[Collection entries]
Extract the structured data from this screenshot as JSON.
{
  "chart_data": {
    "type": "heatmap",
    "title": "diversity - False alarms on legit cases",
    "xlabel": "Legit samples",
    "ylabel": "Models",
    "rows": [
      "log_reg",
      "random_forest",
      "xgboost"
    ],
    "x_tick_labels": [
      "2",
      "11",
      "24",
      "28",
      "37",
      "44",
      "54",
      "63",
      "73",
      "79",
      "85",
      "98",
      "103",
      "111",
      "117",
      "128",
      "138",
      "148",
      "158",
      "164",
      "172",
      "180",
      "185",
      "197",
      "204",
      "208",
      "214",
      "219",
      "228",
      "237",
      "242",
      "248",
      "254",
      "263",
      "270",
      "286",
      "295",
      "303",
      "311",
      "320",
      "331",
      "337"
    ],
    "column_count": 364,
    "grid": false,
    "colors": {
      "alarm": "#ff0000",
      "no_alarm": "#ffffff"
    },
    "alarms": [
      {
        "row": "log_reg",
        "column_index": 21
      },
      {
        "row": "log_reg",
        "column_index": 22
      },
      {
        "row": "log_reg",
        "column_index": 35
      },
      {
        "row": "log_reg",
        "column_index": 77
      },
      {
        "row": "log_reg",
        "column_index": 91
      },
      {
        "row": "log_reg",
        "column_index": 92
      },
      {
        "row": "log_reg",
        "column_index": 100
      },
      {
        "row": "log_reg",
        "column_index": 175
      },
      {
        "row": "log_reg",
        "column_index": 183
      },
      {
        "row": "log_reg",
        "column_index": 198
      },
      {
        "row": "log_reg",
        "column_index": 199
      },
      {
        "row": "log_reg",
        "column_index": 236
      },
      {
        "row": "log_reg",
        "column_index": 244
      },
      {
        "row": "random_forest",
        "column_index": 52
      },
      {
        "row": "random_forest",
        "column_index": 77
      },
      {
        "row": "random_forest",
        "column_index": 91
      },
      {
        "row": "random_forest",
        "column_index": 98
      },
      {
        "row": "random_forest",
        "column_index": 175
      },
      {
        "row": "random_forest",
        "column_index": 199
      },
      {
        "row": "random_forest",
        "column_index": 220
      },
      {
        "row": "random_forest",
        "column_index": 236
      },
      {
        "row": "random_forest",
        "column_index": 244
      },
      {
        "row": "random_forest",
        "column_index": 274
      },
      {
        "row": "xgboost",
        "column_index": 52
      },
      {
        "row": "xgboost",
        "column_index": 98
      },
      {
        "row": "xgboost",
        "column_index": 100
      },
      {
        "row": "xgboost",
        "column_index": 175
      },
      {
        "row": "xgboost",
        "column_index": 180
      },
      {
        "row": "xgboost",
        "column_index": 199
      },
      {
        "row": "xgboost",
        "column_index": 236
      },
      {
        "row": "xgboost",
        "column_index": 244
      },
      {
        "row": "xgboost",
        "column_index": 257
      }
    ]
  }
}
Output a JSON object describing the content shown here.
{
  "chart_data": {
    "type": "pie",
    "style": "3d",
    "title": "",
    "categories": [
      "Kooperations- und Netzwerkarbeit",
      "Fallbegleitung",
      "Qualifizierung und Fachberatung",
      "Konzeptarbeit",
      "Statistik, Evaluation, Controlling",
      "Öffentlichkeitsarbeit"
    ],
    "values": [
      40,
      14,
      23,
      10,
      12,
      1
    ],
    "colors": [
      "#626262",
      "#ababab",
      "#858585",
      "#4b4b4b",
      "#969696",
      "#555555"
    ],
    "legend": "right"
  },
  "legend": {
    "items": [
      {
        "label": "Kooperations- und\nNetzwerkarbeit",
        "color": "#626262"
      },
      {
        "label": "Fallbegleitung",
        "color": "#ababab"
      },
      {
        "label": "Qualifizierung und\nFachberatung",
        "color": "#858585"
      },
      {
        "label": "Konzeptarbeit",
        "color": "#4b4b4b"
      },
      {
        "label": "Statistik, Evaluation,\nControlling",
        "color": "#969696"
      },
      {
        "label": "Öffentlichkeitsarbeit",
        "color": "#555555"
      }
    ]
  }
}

* EXERCISE DIRECTIONS:
Copy each entry exactly, with nothing added or dropped.

* REPLY TO THE TASK:
Extract the structured data from this screenshot as JSON.
{
  "chart_data": {
    "type": "heatmap",
    "title": "diversity - False alarms on legit cases",
    "xlabel": "Legit samples",
    "ylabel": "Models",
    "rows": [
      "log_reg",
      "random_forest",
      "xgboost"
    ],
    "x_tick_labels": [
      "2",
      "11",
      "24",
      "28",
      "37",
      "44",
      "54",
      "63",
      "73",
      "79",
      "85",
      "98",
      "103",
      "111",
      "117",
      "128",
      "138",
      "148",
      "158",
      "164",
      "172",
      "180",
      "185",
      "197",
      "204",
      "208",
      "214",
      "219",
      "228",
      "237",
      "242",
      "248",
      "254",
      "263",
      "270",
      "286",
      "295",
      "303",
      "311",
      "320",
      "331",
      "337"
    ],
    "column_count": 364,
    "grid": false,
    "colors": {
      "alarm": "#ff0000",
      "no_alarm": "#ffffff"
    },
    "alarms": [
      {
        "row": "log_reg",
        "column_index": 21
      },
      {
        "row": "log_reg",
        "column_index": 22
      },
      {
        "row": "log_reg",
        "column_index": 35
      },
      {
        "row": "log_reg",
        "column_index": 77
      },
      {
        "row": "log_reg",
        "column_index": 91
      },
      {
        "row": "log_reg",
        "column_index": 92
      },
      {
        "row": "log_reg",
        "column_index": 100
      },
      {
        "row": "log_reg",
        "column_index": 175
      },
      {
        "row": "log_reg",
        "column_index": 183
      },
      {
        "row": "log_reg",
        "column_index": 198
      },
      {
        "row": "log_reg",
        "column_index": 199
      },
      {
        "row": "log_reg",
        "column_index": 236
      },
      {
        "row": "log_reg",
        "column_index": 244
      },
      {
        "row": "random_forest",
        "column_index": 52
      },
      {
        "row": "random_forest",
        "column_index": 77
      },
      {
        "row": "random_forest",
        "column_index": 91
      },
      {
        "row": "random_forest",
        "column_index": 98
      },
      {
        "row": "random_forest",
        "column_index": 175
      },
      {
        "row": "random_forest",
        "column_index": 199
      },
      {
        "row": "random_forest",
        "column_index": 220
      },
      {
        "row": "random_forest",
        "column_index": 236
      },
      {
        "row": "random_forest",
        "column_index": 244
      },
      {
        "row": "random_forest",
        "column_index": 274
      },
      {
        "row": "xgboost",
        "column_index": 52
      },
      {
        "row": "xgboost",
        "column_index": 98
      },
      {
        "row": "xgboost",
        "column_index": 100
      },
      {
        "row": "xgboost",
        "column_index": 175
      },
      {
        "row": "xgboost",
        "column_index": 180
      },
      {
        "row": "xgboost",
        "column_index": 199
      },
      {
        "row": "xgboost",
        "column_index": 236
      },
      {
        "row": "xgboost",
        "column_index": 244
      },
      {
        "row": "xgboost",
        "column_index": 257
      }
    ]
  }
}
Output a JSON object describing the content shown here.
{
  "chart_data": {
    "type": "pie",
    "style": "3d",
    "title": "",
    "categories": [
      "Kooperations- und Netzwerkarbeit",
      "Fallbegleitung",
      "Qualifizierung und Fachberatung",
      "Konzeptarbeit",
      "Statistik, Evaluation, Controlling",
      "Öffentlichkeitsarbeit"
    ],
    "values": [
      40,
      14,
      23,
      10,
      12,
      1
    ],
    "colors": [
      "#626262",
      "#ababab",
      "#858585",
      "#4b4b4b",
      "#969696",
      "#555555"
    ],
    "legend": "right"
  },
  "legend": {
    "items": [
      {
        "label": "Kooperations- und\nNetzwerkarbeit",
        "color": "#626262"
      },
      {
        "label": "Fallbegleitung",
        "color": "#ababab"
      },
      {
        "label": "Qualifizierung und\nFachberatung",
        "color": "#858585"
      },
      {
        "label": "Konzeptarbeit",
        "color": "#4b4b4b"
      },
      {
        "label": "Statistik, Evaluation,\nControlling",
        "color": "#969696"
      },
      {
        "label": "Öffentlichkeitsarbeit",
        "color": "#555555"
      }
    ]
  }
}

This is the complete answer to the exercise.